WHAT IS REQUIRED => Pictures are not part of the copy; repeat everything else in the records exactly.

##############################

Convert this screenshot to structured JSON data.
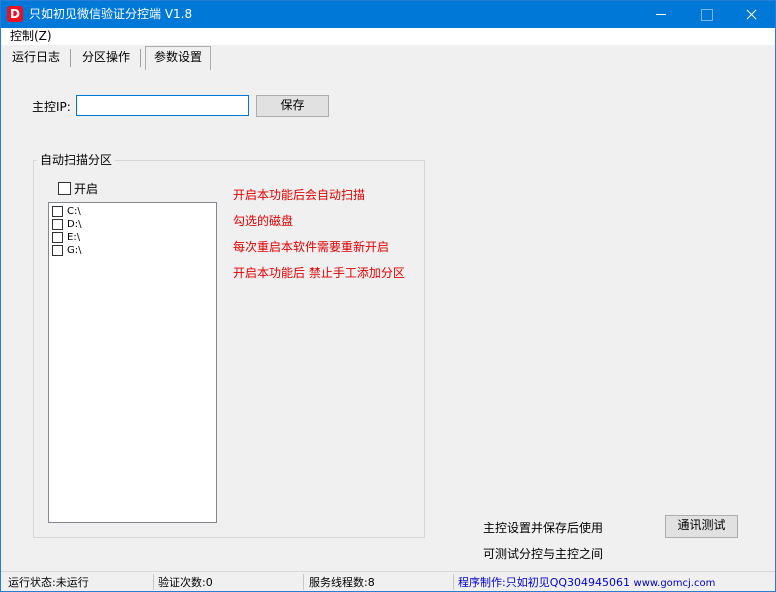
{
  "window": {
    "logo_letter": "D",
    "title": "只如初见微信验证分控端 V1.8"
  },
  "menu": {
    "items": [
      {
        "label": "控制(Z)"
      }
    ]
  },
  "tabs": [
    {
      "label": "运行日志"
    },
    {
      "label": "分区操作"
    },
    {
      "label": "参数设置",
      "active": true
    }
  ],
  "host": {
    "label": "主控IP:",
    "value": "",
    "save_label": "保存"
  },
  "auto_scan": {
    "group_title": "自动扫描分区",
    "enable_label": "开启",
    "enabled": false,
    "drives": [
      {
        "label": "C:\\",
        "checked": false
      },
      {
        "label": "D:\\",
        "checked": false
      },
      {
        "label": "E:\\",
        "checked": false
      },
      {
        "label": "G:\\",
        "checked": false
      }
    ],
    "notes": [
      "开启本功能后会自动扫描",
      "勾选的磁盘",
      "每次重启本软件需要重新开启",
      "开启本功能后 禁止手工添加分区"
    ]
  },
  "comm": {
    "hint_line1": "主控设置并保存后使用",
    "hint_line2": "可测试分控与主控之间",
    "test_label": "通讯测试"
  },
  "status": {
    "run_state": "运行状态:未运行",
    "verify_count": "验证次数:0",
    "service_threads": "服务线程数:8",
    "credit": "程序制作:只如初见QQ304945061",
    "credit_url": "www.gomcj.com"
  },
  "colors": {
    "titlebar": "#0078d7",
    "note_red": "#e00000",
    "credit_blue": "#0000cc"
  }
}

##############################

EXERCISE RESPONSE =>
Convert this screenshot to structured JSON data.
{
  "window": {
    "logo_letter": "D",
    "title": "只如初见微信验证分控端 V1.8"
  },
  "menu": {
    "items": [
      {
        "label": "控制(Z)"
      }
    ]
  },
  "tabs": [
    {
      "label": "运行日志"
    },
    {
      "label": "分区操作"
    },
    {
      "label": "参数设置",
      "active": true
    }
  ],
  "host": {
    "label": "主控IP:",
    "value": "",
    "save_label": "保存"
  },
  "auto_scan": {
    "group_title": "自动扫描分区",
    "enable_label": "开启",
    "enabled": false,
    "drives": [
      {
        "label": "C:\\",
        "checked": false
      },
      {
        "label": "D:\\",
        "checked": false
      },
      {
        "label": "E:\\",
        "checked": false
      },
      {
        "label": "G:\\",
        "checked": false
      }
    ],
    "notes": [
      "开启本功能后会自动扫描",
      "勾选的磁盘",
      "每次重启本软件需要重新开启",
      "开启本功能后 禁止手工添加分区"
    ]
  },
  "comm": {
    "hint_line1": "主控设置并保存后使用",
    "hint_line2": "可测试分控与主控之间",
    "test_label": "通讯测试"
  },
  "status": {
    "run_state": "运行状态:未运行",
    "verify_count": "验证次数:0",
    "service_threads": "服务线程数:8",
    "credit": "程序制作:只如初见QQ304945061",
    "credit_url": "www.gomcj.com"
  },
  "colors": {
    "titlebar": "#0078d7",
    "note_red": "#e00000",
    "credit_blue": "#0000cc"
  }
}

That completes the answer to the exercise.